-- START --

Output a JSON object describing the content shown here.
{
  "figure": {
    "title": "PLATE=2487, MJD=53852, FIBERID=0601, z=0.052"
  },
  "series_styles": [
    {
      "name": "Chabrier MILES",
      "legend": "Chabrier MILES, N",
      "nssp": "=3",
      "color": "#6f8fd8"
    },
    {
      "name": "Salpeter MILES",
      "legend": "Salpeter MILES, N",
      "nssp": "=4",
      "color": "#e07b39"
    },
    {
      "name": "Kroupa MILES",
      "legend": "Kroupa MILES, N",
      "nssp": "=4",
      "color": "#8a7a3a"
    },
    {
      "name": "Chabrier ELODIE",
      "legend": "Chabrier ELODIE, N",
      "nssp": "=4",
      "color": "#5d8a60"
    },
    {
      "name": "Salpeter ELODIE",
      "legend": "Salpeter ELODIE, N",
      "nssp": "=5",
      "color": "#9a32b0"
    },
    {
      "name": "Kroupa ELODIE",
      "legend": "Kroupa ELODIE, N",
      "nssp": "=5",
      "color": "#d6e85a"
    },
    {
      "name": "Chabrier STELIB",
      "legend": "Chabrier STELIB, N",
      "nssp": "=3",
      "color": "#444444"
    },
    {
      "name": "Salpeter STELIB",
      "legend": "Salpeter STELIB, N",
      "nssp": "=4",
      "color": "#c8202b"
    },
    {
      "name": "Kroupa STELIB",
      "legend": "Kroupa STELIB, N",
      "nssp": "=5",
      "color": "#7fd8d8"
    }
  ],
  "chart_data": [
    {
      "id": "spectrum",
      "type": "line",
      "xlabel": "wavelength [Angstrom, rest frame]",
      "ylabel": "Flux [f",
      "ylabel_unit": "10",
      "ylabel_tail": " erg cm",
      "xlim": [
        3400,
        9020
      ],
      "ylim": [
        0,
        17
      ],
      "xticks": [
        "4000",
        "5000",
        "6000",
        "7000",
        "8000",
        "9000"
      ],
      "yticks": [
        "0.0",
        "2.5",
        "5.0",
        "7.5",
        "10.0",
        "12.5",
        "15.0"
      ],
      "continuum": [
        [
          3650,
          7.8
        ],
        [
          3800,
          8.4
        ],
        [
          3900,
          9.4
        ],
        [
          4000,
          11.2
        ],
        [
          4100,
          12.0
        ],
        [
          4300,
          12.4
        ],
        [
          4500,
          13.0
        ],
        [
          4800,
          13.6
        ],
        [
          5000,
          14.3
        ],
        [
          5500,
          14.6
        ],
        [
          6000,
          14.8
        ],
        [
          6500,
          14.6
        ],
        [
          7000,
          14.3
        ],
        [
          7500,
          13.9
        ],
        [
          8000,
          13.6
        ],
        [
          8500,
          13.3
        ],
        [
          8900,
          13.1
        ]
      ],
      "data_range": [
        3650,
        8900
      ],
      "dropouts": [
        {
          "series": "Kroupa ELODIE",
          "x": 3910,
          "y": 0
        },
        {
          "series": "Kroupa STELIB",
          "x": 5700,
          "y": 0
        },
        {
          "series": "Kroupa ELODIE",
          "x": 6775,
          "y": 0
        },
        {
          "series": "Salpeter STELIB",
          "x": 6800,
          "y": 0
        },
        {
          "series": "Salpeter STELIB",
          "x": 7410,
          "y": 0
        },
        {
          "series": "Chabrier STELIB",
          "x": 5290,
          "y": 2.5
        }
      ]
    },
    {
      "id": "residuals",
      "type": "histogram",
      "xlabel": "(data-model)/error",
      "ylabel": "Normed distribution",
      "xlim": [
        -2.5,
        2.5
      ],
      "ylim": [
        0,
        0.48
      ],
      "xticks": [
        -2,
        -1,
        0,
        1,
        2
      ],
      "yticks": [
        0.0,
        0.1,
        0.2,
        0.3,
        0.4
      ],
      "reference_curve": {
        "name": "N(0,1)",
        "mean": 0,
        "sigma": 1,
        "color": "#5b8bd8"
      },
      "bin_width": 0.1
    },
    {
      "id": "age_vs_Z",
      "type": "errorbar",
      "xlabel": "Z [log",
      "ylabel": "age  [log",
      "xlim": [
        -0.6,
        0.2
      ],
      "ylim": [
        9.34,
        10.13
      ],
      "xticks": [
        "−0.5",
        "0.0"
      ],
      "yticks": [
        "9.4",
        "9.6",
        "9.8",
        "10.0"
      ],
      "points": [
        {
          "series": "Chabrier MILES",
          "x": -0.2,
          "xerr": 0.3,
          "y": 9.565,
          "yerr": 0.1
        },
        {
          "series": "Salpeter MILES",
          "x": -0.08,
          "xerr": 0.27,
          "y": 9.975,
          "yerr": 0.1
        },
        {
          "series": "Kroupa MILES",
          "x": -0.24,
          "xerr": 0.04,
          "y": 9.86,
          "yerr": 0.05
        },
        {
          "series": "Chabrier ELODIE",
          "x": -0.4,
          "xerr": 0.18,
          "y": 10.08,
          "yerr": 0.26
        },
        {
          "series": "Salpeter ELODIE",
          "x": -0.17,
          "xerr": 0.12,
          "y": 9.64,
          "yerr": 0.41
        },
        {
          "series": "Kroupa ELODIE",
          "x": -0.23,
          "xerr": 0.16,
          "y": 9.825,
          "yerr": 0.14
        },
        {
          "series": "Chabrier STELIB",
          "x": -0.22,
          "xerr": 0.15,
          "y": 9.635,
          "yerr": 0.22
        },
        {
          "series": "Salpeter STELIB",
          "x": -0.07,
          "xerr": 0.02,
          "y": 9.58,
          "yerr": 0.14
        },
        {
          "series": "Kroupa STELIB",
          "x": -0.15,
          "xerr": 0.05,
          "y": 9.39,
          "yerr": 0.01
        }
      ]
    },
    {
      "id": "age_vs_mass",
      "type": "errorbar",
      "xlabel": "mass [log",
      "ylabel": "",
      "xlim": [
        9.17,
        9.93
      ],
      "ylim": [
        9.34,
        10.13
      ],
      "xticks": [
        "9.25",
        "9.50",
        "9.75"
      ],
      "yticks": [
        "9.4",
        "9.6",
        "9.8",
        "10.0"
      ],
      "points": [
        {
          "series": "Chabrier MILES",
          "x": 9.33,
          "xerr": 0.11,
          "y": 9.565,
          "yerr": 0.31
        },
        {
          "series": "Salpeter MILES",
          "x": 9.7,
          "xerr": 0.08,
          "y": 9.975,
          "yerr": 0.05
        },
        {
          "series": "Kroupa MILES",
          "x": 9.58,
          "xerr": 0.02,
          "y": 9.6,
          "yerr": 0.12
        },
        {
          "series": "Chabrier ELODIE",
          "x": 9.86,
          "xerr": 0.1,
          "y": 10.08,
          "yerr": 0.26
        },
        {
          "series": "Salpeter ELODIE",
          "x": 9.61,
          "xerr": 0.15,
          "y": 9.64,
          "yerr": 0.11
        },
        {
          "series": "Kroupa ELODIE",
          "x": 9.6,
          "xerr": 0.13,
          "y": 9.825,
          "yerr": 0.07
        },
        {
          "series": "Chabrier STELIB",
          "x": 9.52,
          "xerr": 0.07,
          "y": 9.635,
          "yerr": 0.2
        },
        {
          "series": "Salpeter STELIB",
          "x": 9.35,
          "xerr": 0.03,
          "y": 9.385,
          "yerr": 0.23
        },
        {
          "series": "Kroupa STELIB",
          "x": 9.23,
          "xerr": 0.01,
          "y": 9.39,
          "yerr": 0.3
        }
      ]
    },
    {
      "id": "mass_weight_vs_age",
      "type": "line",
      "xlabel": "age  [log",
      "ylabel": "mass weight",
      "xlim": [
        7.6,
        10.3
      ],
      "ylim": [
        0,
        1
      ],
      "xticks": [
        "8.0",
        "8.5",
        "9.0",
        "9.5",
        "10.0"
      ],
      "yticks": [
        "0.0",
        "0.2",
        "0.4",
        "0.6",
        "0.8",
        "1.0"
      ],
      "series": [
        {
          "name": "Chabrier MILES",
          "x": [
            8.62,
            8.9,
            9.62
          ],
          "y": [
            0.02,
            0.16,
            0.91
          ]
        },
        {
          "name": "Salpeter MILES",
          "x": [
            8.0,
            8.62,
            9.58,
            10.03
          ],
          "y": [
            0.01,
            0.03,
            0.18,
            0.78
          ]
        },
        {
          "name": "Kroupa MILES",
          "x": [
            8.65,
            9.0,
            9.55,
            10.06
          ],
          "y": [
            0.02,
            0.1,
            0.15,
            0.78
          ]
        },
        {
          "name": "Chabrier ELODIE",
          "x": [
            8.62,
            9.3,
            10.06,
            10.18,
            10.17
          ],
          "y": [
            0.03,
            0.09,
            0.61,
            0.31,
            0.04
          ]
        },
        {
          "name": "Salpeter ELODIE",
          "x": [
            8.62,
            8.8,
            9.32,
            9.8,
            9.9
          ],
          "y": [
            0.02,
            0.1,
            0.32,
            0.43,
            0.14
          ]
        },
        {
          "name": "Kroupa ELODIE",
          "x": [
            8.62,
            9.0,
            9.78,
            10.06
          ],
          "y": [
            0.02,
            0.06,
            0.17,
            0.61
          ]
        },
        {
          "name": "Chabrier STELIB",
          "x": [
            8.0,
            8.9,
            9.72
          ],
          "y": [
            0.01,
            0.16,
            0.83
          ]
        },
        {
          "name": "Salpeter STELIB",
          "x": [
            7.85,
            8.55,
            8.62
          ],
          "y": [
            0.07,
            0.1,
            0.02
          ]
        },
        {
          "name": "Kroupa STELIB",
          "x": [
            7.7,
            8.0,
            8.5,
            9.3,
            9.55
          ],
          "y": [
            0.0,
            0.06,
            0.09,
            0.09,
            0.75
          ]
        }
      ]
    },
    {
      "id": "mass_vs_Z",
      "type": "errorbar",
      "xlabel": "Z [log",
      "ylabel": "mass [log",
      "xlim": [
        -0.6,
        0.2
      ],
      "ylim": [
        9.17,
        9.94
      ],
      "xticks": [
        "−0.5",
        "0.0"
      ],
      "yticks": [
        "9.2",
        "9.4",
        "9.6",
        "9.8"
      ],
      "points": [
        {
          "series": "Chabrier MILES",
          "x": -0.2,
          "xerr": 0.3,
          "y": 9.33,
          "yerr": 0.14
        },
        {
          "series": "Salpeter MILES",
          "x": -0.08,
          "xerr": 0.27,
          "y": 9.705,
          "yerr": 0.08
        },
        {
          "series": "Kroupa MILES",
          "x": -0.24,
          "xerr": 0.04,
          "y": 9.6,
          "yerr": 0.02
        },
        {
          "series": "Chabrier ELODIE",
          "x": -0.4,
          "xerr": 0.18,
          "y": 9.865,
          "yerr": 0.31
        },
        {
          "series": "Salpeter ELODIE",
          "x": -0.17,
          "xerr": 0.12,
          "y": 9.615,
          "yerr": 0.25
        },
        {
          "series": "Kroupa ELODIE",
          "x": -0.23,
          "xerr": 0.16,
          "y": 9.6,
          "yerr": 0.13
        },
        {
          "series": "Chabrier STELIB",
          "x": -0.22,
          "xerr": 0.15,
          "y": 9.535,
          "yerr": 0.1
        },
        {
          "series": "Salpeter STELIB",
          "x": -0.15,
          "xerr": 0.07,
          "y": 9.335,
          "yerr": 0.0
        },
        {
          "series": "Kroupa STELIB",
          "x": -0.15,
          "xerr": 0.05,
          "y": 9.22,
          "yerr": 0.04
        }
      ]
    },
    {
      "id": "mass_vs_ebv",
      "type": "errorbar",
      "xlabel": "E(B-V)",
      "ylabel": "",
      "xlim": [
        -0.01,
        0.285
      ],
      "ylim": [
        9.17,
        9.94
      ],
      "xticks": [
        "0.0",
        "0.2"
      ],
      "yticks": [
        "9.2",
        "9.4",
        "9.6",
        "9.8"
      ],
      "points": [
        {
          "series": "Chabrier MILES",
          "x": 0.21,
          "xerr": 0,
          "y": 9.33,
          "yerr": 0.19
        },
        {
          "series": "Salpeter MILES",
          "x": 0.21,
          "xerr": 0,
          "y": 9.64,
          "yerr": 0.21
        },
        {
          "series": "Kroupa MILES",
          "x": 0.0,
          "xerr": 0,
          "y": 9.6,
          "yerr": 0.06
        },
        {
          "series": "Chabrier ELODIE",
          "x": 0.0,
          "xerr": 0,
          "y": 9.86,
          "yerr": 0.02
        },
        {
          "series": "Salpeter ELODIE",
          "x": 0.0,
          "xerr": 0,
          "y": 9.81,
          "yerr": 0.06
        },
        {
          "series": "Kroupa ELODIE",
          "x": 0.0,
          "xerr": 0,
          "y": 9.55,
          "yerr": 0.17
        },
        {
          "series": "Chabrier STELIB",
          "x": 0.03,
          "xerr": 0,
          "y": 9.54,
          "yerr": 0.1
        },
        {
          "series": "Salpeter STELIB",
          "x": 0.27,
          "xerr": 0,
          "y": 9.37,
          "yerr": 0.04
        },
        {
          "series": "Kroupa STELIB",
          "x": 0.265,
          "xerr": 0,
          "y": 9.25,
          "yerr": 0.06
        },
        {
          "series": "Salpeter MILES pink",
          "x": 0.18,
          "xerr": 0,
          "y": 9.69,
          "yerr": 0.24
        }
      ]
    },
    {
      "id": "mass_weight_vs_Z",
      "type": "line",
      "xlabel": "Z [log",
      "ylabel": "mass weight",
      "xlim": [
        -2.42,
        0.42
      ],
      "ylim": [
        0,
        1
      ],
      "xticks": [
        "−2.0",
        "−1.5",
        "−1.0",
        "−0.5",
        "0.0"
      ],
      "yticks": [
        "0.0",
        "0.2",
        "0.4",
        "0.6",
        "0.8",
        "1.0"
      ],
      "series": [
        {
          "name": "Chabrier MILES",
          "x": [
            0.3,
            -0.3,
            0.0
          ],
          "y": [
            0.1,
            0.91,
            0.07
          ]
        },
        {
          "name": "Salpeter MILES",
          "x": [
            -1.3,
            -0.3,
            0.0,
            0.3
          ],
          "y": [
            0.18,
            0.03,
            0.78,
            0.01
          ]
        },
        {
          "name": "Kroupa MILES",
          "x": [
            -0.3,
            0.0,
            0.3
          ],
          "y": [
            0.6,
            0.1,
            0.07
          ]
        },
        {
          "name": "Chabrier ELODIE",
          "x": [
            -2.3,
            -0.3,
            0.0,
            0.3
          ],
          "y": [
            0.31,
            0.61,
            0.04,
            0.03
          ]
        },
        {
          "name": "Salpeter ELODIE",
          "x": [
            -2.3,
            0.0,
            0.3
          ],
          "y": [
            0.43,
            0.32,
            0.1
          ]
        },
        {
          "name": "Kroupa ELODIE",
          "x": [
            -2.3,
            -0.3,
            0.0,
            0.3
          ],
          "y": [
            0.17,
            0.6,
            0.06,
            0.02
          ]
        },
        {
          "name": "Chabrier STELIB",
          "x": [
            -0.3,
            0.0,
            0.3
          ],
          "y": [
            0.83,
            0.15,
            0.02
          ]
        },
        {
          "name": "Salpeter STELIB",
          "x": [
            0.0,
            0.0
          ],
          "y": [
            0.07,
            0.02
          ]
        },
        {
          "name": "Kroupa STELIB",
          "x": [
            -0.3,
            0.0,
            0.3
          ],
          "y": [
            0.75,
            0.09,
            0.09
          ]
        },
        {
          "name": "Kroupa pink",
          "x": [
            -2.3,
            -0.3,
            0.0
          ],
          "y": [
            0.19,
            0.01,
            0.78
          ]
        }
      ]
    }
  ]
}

-- END --

PROMPT: Select and copy every line of the listing with the word "pink".

EXERCISE ANSWER:
          "series": "Salpeter MILES pink",
          "name": "Kroupa pink",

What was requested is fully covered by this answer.